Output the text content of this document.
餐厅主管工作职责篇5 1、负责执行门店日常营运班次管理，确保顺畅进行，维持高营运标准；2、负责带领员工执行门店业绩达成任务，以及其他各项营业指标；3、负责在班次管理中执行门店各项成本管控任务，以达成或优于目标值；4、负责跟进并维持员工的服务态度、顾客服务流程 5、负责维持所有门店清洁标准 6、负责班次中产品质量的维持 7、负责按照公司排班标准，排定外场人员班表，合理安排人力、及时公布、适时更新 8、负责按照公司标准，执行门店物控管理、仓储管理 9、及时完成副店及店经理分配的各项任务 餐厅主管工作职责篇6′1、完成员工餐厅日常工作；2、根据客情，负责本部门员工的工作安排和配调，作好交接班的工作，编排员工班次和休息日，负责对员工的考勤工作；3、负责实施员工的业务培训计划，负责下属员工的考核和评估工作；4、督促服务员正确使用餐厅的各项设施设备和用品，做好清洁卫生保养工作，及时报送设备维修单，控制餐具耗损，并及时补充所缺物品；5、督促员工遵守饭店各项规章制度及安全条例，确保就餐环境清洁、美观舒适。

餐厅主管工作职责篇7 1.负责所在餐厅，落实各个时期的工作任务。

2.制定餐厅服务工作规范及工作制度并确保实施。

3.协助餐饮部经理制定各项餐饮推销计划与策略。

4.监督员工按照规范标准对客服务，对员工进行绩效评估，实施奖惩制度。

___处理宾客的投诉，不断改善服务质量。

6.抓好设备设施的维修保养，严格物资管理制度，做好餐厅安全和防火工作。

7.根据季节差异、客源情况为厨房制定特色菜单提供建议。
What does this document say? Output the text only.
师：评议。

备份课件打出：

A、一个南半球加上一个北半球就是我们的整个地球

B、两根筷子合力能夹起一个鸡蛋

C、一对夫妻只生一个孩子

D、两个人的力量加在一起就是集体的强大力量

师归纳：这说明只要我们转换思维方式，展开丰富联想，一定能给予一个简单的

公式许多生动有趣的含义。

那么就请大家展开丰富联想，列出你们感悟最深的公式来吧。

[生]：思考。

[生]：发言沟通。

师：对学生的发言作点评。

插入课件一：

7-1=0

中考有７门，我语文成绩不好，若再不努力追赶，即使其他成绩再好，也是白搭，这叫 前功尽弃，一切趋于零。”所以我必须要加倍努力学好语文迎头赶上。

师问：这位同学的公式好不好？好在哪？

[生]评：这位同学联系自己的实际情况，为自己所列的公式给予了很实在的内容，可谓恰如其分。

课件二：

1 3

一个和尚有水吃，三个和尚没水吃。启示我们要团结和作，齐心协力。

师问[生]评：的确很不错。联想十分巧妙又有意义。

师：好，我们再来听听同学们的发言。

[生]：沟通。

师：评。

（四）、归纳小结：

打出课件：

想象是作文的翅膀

---

* _WHAT THIS TASK INVOLVES_:
Repeat exactly, and only, the lines from the one containing "What does this" through the end of the material.

* _CORRECT RESPONSE_:
What does this document say? Output the text only.
师：评议。

备份课件打出：

A、一个南半球加上一个北半球就是我们的整个地球

B、两根筷子合力能夹起一个鸡蛋

C、一对夫妻只生一个孩子

D、两个人的力量加在一起就是集体的强大力量

师归纳：这说明只要我们转换思维方式，展开丰富联想，一定能给予一个简单的

公式许多生动有趣的含义。

那么就请大家展开丰富联想，列出你们感悟最深的公式来吧。

[生]：思考。

[生]：发言沟通。

师：对学生的发言作点评。

插入课件一：

7-1=0

中考有７门，我语文成绩不好，若再不努力追赶，即使其他成绩再好，也是白搭，这叫 前功尽弃，一切趋于零。”所以我必须要加倍努力学好语文迎头赶上。

师问：这位同学的公式好不好？好在哪？

[生]评：这位同学联系自己的实际情况，为自己所列的公式给予了很实在的内容，可谓恰如其分。

课件二：

1 3

一个和尚有水吃，三个和尚没水吃。启示我们要团结和作，齐心协力。

师问[生]评：的确很不错。联想十分巧妙又有意义。

师：好，我们再来听听同学们的发言。

[生]：沟通。

师：评。

（四）、归纳小结：

打出课件：

想象是作文的翅膀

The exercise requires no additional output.